- Provided passage -
>> begin

HOMOGENEOUS POLY(ALKYLENE) GUANIDINES AND METHOD FOR THE PRODUCTION THEREOF

Abstract

The invention relates to a method for producing poly(alkylene) guanidines, comprising at least the following steps: a) providing an alkylene diamine of the formula NH.sub.2(CH.sub.2)m-NH.sub.2 with m=4-12, in particular 6-10, in a reaction vessel and heating the alkylene diamine to a temperature greater than or equal to the melting temperature of the alkylene diamine in question, typically to a temperature in a range of 25 C. to 115 C., preferably 55 C. to 110 C., whereby a melt of the alkylene diamine is produced; b) adding a guanidinium salt, in particular guanidinium HCl, in portions and reacting same with the alkylene diamine until the formation of alkylene(guanidine) monomers is completed; c) reacting the monomers formed in step b), at at least the minimum temperature at which the polymerization to form the desired poly(alkylene) guanidine begins, until the formation of the poly(alkylene) guanidine is completed; wherein steps a) and b) for forming alkylene(guanidine) monomers are carried out at a temperature below the minimum polymerization temperature and the mixture is stirred during all method steps. The invention further relates to the homogeneous poly(alkylene) guanidines obtainable by means of the method described above, said poly(alkylene) guanidines having a content of at least 85 wt %, in particular at least 90% or 97%, of a desired linear poly(alkylene) guanidine having 3-14, preferably 4-10, alkylene monomer units in the molecule as a main product and a content of by-products, in particular branched isomers of said poly(alkylene) guanidine, of at most 15%, 10%, 5% or 3%.

>> end

- Recorded data -

>> begin

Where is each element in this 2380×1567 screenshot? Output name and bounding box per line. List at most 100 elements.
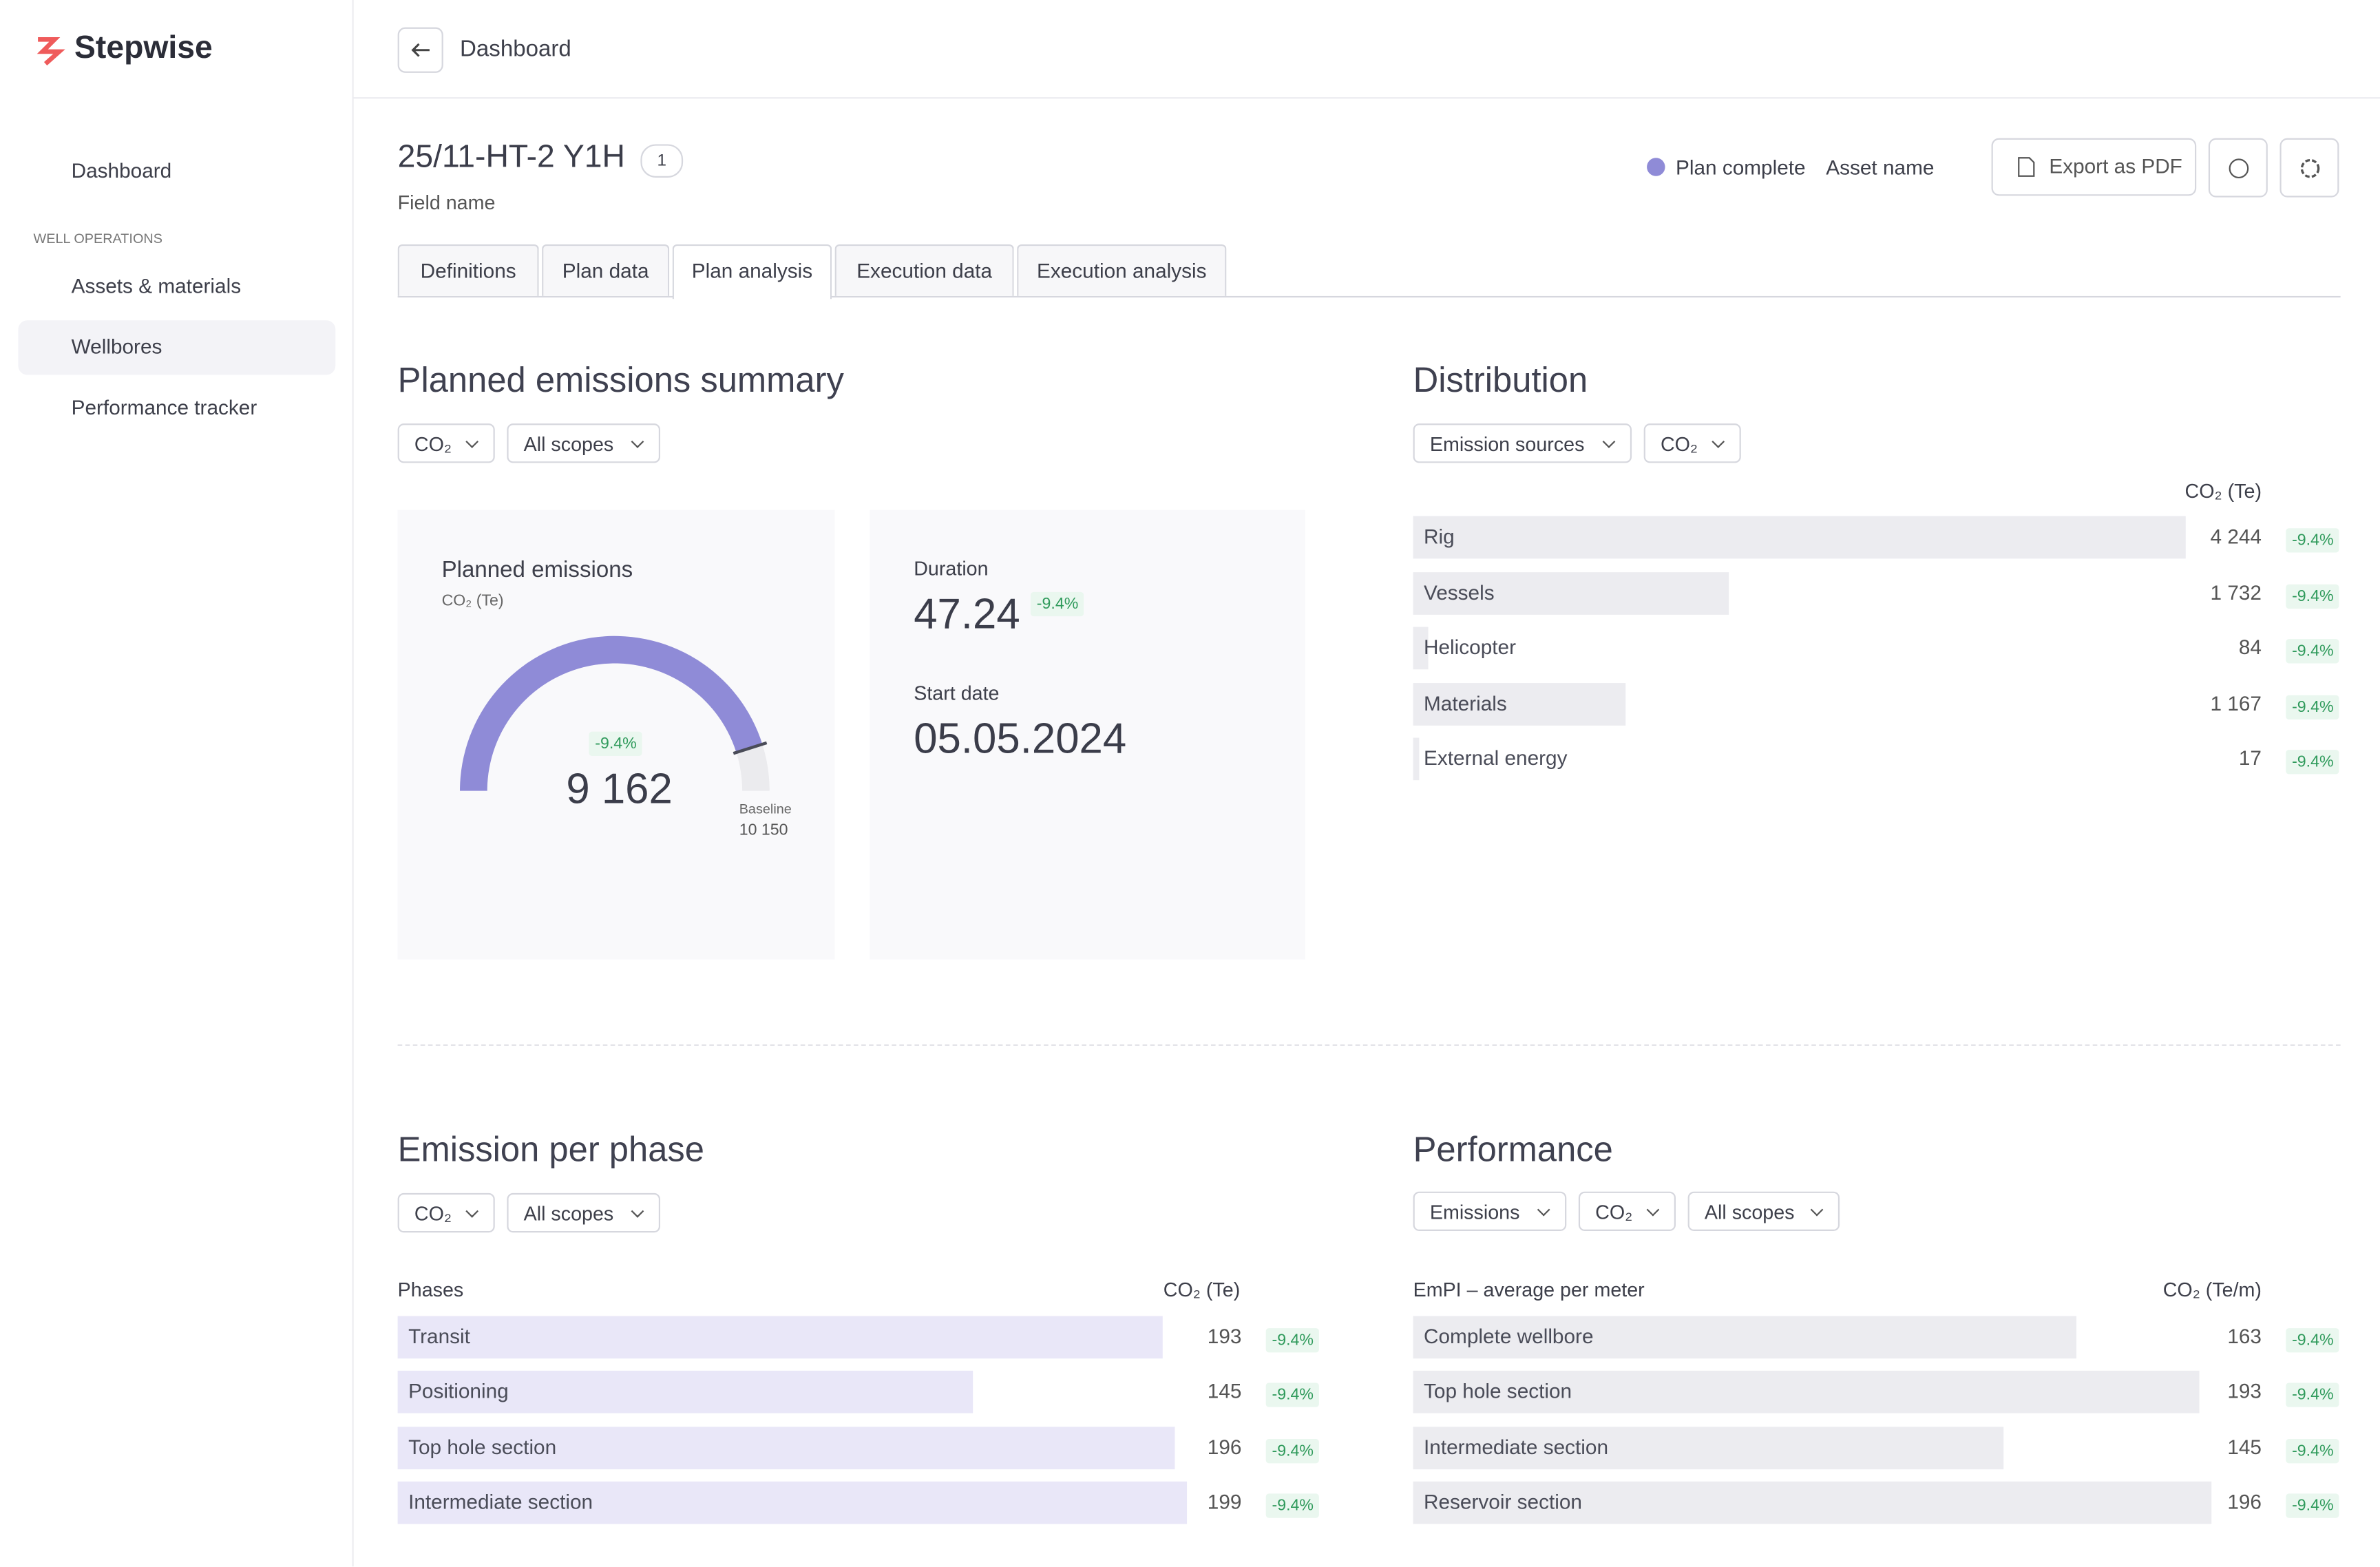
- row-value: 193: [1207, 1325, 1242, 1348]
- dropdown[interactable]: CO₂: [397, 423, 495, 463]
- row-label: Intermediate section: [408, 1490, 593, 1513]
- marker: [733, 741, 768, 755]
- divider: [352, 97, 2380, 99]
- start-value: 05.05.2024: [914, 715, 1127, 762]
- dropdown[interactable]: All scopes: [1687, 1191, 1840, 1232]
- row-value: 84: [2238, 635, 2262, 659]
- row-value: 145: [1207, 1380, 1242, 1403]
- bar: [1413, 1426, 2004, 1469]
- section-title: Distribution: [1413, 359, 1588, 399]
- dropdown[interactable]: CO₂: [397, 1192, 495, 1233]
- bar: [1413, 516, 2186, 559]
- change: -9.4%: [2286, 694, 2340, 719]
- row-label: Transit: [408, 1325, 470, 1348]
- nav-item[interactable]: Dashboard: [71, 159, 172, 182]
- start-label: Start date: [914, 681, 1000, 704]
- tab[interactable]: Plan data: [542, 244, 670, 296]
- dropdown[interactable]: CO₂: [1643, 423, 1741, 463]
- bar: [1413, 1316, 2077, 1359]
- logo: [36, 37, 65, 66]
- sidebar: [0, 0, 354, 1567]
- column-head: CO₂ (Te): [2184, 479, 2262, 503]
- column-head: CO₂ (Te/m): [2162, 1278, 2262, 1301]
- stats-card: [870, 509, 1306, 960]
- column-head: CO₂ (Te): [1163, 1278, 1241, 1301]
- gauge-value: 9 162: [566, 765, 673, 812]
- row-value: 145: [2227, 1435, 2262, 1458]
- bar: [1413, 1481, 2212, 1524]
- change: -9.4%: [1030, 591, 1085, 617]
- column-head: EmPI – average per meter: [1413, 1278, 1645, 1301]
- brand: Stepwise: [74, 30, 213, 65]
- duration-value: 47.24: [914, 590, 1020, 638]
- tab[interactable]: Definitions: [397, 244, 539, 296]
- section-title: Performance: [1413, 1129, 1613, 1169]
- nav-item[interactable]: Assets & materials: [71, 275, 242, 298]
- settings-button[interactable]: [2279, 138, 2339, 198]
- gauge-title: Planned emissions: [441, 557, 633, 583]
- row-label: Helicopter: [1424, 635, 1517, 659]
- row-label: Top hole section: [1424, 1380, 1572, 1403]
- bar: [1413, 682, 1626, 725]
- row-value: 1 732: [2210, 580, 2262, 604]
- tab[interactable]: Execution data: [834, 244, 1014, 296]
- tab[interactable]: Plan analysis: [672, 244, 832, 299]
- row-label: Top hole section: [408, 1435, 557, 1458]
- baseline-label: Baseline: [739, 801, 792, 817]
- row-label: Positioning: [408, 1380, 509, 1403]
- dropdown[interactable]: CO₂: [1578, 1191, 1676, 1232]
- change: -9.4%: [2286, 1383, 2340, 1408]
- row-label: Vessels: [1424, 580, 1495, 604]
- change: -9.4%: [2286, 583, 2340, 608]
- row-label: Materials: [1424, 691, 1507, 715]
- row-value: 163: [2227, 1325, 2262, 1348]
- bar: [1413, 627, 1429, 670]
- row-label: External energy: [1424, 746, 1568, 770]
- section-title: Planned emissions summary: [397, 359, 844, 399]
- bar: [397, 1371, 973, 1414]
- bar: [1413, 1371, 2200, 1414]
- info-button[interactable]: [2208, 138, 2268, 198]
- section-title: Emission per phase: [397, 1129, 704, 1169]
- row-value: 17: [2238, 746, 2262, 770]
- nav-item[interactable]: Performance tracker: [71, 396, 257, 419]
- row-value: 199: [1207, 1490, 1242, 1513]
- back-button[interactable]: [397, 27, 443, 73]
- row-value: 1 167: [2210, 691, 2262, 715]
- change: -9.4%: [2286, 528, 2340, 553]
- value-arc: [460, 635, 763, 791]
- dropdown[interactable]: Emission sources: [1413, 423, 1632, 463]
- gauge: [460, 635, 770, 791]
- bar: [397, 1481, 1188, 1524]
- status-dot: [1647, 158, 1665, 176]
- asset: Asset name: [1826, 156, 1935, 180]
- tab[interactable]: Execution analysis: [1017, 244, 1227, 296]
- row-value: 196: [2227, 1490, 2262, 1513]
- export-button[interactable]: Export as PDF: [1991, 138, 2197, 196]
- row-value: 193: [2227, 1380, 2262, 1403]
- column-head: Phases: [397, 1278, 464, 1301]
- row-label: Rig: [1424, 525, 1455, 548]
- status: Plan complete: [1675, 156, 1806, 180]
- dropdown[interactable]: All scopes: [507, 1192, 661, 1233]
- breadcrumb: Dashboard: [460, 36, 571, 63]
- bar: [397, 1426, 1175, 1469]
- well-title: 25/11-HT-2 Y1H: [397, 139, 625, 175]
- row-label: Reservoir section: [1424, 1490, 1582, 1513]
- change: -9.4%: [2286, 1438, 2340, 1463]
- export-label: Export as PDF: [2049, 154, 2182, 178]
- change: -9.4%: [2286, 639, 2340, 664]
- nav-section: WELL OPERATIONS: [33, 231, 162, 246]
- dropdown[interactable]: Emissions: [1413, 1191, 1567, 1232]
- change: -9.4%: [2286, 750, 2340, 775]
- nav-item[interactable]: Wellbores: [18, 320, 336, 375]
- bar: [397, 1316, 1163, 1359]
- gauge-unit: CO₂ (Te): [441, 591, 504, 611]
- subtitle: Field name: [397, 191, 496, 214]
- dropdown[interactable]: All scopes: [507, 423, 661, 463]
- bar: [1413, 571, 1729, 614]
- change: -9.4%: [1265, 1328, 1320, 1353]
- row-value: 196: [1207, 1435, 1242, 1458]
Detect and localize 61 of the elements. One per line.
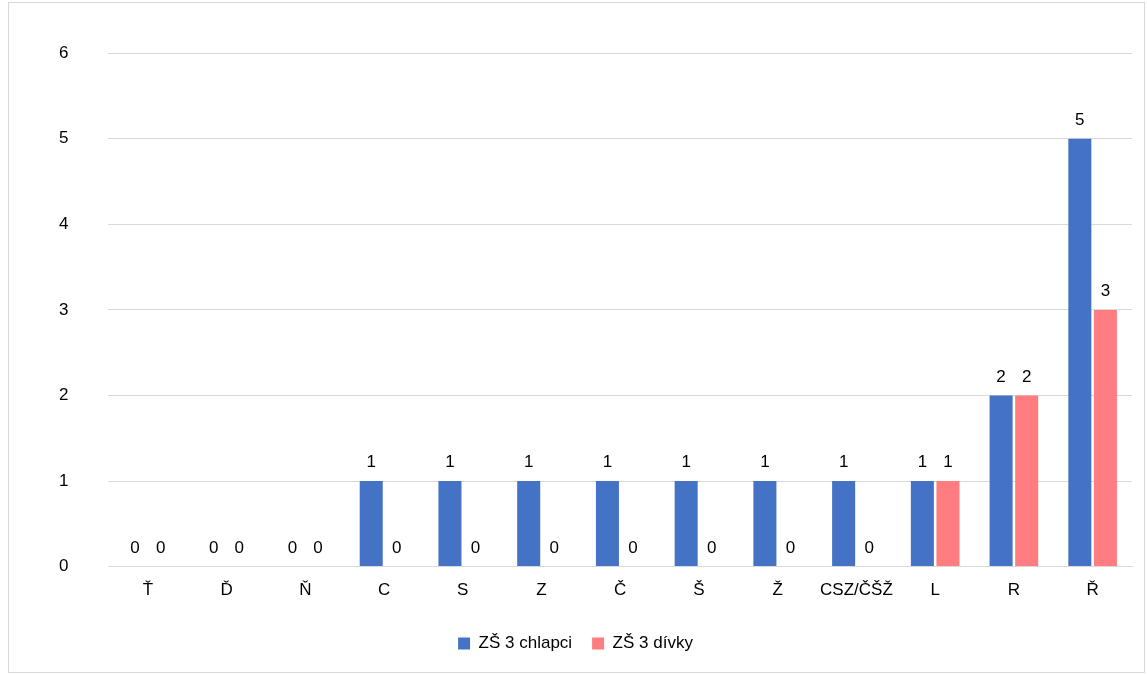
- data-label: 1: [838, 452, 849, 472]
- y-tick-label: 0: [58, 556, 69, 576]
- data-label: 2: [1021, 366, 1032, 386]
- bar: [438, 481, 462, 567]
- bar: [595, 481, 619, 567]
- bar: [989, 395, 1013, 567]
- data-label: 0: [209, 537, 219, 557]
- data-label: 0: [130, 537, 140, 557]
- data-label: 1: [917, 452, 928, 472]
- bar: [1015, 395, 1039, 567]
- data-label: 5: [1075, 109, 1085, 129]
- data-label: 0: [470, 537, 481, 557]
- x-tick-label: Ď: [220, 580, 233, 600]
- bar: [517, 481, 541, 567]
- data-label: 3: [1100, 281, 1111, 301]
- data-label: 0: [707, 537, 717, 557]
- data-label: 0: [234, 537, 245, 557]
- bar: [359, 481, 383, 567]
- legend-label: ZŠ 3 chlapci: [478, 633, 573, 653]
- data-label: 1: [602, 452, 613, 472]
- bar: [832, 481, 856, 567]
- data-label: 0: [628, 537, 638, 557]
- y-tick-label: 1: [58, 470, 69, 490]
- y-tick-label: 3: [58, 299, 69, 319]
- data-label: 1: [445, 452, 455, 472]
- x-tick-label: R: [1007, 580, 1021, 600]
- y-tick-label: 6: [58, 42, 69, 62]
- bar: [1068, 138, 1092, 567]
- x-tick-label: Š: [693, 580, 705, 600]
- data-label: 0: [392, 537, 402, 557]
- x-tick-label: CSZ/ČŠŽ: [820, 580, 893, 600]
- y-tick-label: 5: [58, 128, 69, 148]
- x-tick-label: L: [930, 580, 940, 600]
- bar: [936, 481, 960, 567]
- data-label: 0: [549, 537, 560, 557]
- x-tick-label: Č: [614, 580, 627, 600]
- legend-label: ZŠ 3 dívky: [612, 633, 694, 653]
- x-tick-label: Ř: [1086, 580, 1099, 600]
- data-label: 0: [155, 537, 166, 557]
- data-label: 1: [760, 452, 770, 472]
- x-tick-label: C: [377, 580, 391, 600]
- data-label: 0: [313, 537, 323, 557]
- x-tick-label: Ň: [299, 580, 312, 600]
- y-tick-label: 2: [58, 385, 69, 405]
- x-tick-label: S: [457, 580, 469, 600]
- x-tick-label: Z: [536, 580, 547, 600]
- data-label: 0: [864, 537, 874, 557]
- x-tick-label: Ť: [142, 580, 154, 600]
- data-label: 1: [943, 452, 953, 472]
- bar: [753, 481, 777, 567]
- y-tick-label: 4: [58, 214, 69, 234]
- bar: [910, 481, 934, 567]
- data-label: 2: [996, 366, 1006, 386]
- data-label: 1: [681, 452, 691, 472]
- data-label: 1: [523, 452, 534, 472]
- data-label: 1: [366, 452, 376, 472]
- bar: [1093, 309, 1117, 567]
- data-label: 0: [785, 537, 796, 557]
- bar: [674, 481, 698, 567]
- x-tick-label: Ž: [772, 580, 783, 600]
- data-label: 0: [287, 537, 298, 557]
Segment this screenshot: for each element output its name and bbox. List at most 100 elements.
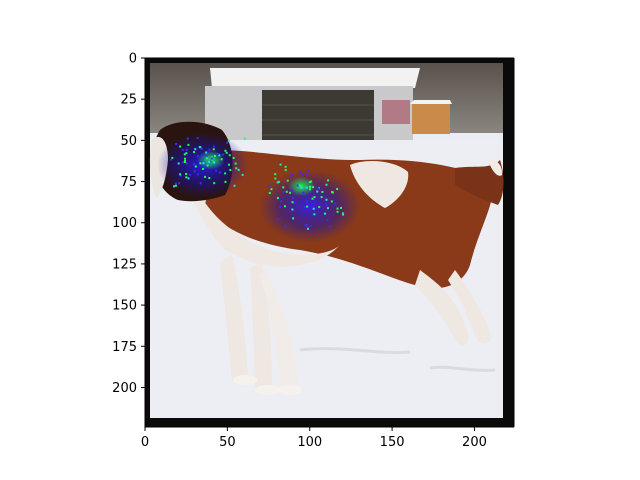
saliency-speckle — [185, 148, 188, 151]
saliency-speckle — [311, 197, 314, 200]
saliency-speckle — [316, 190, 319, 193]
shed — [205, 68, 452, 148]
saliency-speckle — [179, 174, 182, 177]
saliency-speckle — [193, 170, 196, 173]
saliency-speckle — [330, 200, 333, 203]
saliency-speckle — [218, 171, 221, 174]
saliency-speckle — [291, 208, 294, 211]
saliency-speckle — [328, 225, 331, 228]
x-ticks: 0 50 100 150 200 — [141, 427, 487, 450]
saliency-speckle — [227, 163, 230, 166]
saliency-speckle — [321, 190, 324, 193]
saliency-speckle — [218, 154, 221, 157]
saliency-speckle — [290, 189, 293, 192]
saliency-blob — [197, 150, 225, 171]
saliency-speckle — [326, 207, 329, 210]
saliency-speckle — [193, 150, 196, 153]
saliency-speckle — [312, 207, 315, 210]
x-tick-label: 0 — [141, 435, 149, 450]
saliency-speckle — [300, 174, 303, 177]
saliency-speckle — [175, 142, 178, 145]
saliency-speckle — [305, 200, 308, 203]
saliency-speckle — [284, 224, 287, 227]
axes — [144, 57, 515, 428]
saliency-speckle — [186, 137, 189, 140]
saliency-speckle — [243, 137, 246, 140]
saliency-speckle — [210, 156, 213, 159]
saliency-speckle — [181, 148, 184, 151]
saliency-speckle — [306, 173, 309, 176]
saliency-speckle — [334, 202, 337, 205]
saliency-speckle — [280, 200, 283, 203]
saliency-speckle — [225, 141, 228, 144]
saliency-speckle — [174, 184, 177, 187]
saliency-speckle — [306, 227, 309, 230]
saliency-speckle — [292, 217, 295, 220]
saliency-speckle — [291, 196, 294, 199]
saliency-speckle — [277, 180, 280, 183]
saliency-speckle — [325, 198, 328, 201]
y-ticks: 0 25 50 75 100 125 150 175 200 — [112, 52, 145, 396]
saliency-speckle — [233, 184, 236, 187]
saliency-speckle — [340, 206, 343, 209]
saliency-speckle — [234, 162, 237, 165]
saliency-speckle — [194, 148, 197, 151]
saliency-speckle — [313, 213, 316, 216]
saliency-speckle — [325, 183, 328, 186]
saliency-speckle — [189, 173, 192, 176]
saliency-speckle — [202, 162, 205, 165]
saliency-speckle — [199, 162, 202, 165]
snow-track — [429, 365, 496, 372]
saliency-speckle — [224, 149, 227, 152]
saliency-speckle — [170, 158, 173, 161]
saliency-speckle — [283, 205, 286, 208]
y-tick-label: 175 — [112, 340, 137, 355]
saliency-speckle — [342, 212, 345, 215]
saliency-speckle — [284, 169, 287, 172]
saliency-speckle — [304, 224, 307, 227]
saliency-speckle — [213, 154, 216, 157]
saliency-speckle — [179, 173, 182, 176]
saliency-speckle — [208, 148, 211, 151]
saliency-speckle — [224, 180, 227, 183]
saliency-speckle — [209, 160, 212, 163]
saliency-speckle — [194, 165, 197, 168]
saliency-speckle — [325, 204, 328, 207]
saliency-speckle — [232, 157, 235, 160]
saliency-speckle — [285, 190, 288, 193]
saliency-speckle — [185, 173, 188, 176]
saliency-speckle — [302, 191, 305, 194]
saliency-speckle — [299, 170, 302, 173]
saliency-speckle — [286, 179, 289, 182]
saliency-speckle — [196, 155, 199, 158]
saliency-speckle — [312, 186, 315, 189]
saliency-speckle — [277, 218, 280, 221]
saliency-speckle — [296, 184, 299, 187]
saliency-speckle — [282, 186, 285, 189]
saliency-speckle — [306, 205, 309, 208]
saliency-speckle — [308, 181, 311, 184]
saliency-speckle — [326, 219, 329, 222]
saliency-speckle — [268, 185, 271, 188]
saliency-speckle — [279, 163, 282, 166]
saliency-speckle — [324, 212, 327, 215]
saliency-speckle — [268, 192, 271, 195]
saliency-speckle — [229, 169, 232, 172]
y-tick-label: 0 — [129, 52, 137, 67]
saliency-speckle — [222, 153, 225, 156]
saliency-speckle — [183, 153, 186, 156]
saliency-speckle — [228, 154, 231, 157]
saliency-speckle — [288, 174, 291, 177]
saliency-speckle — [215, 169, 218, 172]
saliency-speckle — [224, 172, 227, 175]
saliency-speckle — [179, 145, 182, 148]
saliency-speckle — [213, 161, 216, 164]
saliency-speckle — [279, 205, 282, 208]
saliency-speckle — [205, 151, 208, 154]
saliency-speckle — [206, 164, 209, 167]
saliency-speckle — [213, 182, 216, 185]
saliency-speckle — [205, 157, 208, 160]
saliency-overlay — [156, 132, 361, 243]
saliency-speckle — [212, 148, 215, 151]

>> end

- What is needed -
List every upper limit on by-product content that the patent abstract on poly(alkylene) guanidines gives. The listing has no connection to the patent abstract.

- Result below -
15%, 10%, 5%, 3%